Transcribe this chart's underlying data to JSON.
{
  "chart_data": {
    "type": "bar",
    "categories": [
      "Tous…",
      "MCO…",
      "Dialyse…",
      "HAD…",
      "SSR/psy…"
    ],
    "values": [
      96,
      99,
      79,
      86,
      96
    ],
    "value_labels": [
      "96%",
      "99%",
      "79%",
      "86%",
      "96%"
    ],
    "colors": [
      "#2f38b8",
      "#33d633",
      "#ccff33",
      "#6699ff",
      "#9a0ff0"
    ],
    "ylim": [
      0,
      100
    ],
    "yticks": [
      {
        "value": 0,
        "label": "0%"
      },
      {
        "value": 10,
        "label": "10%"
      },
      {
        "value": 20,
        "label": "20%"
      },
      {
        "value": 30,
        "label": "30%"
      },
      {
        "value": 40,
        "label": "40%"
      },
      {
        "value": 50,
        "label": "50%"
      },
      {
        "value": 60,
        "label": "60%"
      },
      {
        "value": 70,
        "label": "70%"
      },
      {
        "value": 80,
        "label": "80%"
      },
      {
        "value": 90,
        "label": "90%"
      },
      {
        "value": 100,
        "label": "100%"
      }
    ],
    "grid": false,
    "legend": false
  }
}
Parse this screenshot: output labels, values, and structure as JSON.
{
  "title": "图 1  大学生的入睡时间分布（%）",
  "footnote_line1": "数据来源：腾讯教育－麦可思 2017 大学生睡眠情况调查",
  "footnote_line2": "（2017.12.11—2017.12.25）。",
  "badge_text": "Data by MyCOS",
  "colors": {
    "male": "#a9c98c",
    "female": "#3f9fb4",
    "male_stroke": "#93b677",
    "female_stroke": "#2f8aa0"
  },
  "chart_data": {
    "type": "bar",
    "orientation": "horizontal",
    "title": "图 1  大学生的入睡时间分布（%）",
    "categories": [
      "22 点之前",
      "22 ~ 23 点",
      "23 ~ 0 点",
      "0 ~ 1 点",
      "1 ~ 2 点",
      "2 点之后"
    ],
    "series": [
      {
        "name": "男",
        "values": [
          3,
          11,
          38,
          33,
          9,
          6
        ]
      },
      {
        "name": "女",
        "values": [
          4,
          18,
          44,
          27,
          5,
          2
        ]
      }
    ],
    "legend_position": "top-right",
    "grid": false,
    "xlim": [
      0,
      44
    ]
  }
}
════════════════════
### [Written problem]
Write out the material exactly as given.

### [Answer to the problem]
Transcribe this chart's underlying data to JSON.
{
  "chart_data": {
    "type": "bar",
    "categories": [
      "Tous…",
      "MCO…",
      "Dialyse…",
      "HAD…",
      "SSR/psy…"
    ],
    "values": [
      96,
      99,
      79,
      86,
      96
    ],
    "value_labels": [
      "96%",
      "99%",
      "79%",
      "86%",
      "96%"
    ],
    "colors": [
      "#2f38b8",
      "#33d633",
      "#ccff33",
      "#6699ff",
      "#9a0ff0"
    ],
    "ylim": [
      0,
      100
    ],
    "yticks": [
      {
        "value": 0,
        "label": "0%"
      },
      {
        "value": 10,
        "label": "10%"
      },
      {
        "value": 20,
        "label": "20%"
      },
      {
        "value": 30,
        "label": "30%"
      },
      {
        "value": 40,
        "label": "40%"
      },
      {
        "value": 50,
        "label": "50%"
      },
      {
        "value": 60,
        "label": "60%"
      },
      {
        "value": 70,
        "label": "70%"
      },
      {
        "value": 80,
        "label": "80%"
      },
      {
        "value": 90,
        "label": "90%"
      },
      {
        "value": 100,
        "label": "100%"
      }
    ],
    "grid": false,
    "legend": false
  }
}
Parse this screenshot: output labels, values, and structure as JSON.
{
  "title": "图 1  大学生的入睡时间分布（%）",
  "footnote_line1": "数据来源：腾讯教育－麦可思 2017 大学生睡眠情况调查",
  "footnote_line2": "（2017.12.11—2017.12.25）。",
  "badge_text": "Data by MyCOS",
  "colors": {
    "male": "#a9c98c",
    "female": "#3f9fb4",
    "male_stroke": "#93b677",
    "female_stroke": "#2f8aa0"
  },
  "chart_data": {
    "type": "bar",
    "orientation": "horizontal",
    "title": "图 1  大学生的入睡时间分布（%）",
    "categories": [
      "22 点之前",
      "22 ~ 23 点",
      "23 ~ 0 点",
      "0 ~ 1 点",
      "1 ~ 2 点",
      "2 点之后"
    ],
    "series": [
      {
        "name": "男",
        "values": [
          3,
          11,
          38,
          33,
          9,
          6
        ]
      },
      {
        "name": "女",
        "values": [
          4,
          18,
          44,
          27,
          5,
          2
        ]
      }
    ],
    "legend_position": "top-right",
    "grid": false,
    "xlim": [
      0,
      44
    ]
  }
}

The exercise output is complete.